◆ Your goal
Scan the records below for lines with the word "יחיד", then state how many you find and nothing else.

◆ Records provided
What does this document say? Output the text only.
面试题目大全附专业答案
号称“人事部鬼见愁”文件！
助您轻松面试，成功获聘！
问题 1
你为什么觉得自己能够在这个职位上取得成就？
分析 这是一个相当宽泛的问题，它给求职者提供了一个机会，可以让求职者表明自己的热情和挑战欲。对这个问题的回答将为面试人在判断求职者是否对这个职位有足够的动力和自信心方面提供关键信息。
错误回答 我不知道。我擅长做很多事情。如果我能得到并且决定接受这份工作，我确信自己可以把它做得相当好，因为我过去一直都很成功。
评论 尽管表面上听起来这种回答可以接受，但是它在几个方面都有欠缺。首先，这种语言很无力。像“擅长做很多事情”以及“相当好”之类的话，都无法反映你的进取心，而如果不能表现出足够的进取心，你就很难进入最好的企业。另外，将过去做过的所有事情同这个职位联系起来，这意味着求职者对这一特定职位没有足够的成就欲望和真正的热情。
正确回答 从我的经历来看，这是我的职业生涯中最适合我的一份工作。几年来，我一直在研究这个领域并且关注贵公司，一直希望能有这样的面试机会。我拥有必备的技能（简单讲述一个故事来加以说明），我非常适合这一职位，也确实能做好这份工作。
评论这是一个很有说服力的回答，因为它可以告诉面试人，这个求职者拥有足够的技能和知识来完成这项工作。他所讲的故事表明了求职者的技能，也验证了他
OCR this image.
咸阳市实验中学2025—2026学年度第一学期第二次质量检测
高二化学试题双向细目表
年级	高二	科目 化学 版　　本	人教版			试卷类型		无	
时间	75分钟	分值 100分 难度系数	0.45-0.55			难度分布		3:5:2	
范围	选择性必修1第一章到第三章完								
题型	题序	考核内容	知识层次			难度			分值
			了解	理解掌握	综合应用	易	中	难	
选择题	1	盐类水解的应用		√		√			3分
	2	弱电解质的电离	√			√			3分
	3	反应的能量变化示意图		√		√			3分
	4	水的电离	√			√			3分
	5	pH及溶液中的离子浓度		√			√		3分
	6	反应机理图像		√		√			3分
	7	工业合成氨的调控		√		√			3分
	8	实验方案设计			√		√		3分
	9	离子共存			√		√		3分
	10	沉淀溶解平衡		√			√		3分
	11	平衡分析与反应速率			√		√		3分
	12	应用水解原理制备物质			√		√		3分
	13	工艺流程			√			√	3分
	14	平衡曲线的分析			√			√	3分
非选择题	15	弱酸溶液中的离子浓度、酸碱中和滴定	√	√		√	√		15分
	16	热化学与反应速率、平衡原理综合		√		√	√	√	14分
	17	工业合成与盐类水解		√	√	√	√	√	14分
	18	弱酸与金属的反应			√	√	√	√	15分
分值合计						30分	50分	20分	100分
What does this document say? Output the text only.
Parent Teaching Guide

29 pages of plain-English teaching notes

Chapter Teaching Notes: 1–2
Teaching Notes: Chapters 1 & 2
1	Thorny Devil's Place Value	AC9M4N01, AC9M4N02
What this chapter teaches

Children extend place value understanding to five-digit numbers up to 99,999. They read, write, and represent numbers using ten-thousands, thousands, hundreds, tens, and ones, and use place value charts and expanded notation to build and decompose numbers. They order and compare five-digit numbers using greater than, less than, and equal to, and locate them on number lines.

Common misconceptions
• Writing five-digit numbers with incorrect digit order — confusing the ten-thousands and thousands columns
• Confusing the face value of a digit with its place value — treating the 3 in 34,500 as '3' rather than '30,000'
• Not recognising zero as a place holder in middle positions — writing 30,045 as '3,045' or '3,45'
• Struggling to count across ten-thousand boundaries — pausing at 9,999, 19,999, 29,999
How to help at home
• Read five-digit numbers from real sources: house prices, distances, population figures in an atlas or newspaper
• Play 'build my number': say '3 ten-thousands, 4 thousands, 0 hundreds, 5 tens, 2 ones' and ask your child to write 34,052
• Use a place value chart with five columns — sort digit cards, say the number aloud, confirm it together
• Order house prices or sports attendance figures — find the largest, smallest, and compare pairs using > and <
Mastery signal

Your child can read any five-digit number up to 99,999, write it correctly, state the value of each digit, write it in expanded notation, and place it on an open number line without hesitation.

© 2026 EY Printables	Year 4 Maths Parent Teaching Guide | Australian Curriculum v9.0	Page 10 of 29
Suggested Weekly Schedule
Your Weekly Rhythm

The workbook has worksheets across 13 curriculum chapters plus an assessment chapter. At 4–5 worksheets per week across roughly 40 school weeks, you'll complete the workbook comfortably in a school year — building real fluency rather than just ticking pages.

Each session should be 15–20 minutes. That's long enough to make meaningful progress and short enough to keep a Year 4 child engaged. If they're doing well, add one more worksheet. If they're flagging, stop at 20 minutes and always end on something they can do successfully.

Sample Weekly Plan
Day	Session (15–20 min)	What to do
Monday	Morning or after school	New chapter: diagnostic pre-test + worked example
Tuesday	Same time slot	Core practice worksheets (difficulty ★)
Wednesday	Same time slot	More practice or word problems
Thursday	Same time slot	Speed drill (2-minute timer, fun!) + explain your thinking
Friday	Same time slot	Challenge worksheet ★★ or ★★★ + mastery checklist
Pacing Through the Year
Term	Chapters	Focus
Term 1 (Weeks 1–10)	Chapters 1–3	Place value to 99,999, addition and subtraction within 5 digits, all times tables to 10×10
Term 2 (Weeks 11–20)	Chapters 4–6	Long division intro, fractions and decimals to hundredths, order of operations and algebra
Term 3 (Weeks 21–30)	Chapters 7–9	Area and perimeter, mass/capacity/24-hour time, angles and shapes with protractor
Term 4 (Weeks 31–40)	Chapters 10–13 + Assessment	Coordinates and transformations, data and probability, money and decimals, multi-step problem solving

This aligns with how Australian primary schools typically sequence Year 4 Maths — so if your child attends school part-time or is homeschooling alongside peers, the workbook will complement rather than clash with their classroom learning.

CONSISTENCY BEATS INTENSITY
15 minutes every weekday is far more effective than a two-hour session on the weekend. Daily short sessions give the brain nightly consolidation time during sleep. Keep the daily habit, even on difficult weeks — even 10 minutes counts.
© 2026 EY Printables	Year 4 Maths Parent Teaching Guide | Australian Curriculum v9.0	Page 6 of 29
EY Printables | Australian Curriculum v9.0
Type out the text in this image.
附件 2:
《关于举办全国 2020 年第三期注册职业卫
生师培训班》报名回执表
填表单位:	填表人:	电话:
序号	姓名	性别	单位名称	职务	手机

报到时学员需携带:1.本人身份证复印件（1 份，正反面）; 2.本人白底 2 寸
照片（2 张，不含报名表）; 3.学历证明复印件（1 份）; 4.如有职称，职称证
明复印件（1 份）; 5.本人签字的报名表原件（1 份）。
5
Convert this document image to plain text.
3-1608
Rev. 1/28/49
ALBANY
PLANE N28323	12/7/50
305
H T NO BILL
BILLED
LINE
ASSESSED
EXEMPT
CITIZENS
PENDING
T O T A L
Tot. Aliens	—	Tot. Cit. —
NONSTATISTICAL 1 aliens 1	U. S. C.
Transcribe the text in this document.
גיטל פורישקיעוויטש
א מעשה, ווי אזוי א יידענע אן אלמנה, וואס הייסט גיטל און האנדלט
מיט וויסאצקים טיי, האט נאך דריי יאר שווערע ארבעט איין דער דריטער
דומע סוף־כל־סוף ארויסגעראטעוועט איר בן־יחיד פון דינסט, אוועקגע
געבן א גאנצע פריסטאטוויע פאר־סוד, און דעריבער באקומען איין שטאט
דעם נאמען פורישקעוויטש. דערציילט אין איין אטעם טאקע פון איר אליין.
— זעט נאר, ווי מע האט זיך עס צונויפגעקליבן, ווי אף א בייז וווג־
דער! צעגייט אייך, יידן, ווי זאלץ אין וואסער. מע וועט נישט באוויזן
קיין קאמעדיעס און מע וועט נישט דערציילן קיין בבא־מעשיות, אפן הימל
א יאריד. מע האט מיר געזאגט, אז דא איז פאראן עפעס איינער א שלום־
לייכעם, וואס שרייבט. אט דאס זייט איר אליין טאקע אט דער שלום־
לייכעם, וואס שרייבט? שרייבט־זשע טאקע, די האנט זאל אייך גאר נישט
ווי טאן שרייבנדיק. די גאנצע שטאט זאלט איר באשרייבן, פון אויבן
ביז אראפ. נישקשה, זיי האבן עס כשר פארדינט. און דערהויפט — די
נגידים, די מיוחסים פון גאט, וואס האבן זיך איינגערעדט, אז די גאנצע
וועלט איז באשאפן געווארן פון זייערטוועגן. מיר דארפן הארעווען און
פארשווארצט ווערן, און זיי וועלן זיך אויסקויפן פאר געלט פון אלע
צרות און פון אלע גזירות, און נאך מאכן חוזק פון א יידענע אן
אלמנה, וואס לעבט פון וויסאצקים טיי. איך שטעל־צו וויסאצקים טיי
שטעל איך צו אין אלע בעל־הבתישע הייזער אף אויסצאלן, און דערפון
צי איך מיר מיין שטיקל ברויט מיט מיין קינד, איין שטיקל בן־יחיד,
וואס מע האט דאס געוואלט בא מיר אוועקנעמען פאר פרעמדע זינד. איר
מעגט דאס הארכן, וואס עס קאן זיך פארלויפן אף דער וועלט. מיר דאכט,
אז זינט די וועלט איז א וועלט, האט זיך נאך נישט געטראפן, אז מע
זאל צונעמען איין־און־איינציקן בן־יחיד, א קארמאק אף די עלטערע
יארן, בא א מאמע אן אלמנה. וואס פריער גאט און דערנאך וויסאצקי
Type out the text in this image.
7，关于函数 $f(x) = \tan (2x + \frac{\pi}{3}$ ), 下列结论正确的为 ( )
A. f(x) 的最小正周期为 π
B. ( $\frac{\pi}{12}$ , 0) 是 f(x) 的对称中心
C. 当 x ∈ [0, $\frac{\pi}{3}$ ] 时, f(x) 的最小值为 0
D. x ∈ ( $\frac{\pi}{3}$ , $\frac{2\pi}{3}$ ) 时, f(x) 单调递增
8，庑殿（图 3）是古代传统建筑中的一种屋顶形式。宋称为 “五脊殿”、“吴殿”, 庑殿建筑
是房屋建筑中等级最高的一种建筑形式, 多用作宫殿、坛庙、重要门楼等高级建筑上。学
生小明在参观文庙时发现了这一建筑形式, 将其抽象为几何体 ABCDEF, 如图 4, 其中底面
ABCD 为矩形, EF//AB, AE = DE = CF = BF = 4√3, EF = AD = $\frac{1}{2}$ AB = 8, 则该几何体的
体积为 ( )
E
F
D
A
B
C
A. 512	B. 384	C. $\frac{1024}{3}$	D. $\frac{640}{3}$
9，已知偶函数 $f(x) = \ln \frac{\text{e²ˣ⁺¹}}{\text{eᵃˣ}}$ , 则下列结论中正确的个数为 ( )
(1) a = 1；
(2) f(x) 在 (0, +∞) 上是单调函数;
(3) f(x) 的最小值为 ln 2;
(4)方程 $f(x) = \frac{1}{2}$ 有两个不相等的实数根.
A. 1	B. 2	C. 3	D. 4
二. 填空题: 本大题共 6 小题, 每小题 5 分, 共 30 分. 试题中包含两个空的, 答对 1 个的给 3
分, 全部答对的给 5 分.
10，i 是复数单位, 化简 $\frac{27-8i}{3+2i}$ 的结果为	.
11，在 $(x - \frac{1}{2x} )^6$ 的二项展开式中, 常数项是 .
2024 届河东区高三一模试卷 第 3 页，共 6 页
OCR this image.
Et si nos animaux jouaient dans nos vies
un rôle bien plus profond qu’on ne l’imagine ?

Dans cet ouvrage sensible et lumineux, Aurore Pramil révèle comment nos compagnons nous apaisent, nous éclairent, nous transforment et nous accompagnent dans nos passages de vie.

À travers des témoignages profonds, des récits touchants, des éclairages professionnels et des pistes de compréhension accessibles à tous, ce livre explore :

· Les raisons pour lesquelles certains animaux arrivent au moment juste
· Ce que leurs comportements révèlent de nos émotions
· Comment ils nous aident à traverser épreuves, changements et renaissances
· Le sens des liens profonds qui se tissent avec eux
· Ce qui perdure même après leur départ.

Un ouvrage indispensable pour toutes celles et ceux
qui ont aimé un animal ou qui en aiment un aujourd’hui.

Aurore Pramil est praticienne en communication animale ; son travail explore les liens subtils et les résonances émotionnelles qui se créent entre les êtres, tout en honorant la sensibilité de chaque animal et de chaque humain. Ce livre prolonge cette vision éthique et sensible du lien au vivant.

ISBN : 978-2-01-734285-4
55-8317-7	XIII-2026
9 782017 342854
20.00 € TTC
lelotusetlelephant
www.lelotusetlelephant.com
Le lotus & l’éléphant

◆ Response
3